Lines containing the word "menú" should be extracted in full.

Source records
+ + + + +

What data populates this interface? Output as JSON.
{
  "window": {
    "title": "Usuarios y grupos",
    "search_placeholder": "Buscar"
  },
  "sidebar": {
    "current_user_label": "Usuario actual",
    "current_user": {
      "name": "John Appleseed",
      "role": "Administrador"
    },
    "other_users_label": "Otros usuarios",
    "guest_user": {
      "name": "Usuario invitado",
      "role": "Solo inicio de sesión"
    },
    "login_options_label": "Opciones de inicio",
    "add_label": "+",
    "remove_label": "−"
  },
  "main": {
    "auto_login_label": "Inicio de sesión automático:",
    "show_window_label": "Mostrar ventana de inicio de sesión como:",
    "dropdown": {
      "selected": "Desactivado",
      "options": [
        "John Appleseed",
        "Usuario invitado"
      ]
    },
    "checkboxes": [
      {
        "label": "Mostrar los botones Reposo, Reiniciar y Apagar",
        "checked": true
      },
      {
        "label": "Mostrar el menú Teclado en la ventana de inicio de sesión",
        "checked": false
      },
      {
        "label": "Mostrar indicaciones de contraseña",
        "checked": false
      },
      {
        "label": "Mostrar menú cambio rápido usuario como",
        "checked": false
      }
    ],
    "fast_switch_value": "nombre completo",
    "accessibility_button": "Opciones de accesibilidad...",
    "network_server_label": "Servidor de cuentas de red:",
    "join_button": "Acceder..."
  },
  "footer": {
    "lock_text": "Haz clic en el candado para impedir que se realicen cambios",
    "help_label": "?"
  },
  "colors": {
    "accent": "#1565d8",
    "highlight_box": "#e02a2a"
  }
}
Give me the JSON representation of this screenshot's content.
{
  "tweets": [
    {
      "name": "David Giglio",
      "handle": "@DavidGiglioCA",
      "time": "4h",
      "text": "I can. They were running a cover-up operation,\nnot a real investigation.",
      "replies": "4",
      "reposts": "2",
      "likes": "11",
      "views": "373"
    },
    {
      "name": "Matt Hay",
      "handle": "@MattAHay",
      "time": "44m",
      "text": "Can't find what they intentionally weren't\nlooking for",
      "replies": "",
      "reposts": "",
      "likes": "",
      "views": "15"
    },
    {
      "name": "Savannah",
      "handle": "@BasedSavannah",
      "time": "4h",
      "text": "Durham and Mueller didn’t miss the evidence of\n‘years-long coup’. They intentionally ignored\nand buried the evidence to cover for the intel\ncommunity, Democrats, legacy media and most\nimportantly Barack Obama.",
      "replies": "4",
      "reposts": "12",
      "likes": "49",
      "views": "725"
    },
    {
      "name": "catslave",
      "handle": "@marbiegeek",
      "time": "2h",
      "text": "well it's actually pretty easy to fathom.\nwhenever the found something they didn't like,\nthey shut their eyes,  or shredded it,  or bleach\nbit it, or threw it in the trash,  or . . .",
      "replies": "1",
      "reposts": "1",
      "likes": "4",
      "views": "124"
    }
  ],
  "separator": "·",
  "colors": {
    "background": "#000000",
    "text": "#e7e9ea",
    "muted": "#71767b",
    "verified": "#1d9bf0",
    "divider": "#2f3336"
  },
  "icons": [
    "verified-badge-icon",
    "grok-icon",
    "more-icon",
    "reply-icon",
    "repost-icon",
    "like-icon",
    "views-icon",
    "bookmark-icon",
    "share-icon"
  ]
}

+ + + + +

RIGHT ANSWER →
        "label": "Mostrar el menú Teclado en la ventana de inicio de sesión",
        "label": "Mostrar menú cambio rápido usuario como",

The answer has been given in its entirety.